[Goal]
Tally the lines containing the word "this", and report the tally alone.

[Material supplied]

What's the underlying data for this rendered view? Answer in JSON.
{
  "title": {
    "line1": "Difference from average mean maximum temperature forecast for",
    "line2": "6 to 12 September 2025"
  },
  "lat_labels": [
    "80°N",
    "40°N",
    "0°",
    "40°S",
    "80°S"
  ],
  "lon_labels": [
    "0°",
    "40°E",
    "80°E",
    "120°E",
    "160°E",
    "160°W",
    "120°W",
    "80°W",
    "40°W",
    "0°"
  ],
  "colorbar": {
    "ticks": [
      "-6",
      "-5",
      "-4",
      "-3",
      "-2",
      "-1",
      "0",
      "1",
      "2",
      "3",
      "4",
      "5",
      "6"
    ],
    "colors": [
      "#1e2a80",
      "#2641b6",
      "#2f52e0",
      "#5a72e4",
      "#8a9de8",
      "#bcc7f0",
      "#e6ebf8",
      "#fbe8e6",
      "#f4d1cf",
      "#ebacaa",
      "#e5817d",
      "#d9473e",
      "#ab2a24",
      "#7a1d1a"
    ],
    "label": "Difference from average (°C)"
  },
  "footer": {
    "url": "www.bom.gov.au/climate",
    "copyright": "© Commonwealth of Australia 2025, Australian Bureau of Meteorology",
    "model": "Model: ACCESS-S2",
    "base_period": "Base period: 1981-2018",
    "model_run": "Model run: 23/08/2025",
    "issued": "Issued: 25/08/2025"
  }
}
--
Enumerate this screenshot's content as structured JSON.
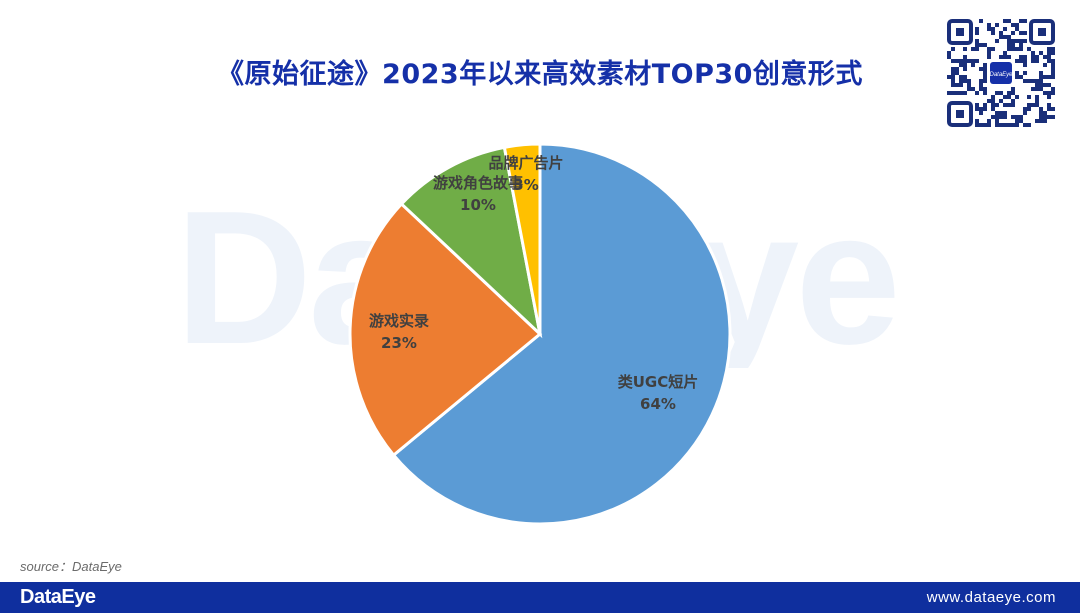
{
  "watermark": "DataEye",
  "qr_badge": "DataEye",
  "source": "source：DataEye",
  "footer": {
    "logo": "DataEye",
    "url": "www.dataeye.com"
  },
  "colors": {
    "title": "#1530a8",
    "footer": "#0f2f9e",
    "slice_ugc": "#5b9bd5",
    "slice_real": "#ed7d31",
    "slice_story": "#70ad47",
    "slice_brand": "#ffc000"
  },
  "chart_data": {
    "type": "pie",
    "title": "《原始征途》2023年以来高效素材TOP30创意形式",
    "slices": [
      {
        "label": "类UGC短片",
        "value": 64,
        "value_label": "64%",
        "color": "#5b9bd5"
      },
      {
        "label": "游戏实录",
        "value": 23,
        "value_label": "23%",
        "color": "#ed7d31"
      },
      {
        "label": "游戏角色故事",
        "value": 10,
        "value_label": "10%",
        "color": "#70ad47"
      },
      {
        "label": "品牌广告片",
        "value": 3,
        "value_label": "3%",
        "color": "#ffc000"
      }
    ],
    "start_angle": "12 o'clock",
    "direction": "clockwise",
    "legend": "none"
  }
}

[The result]
2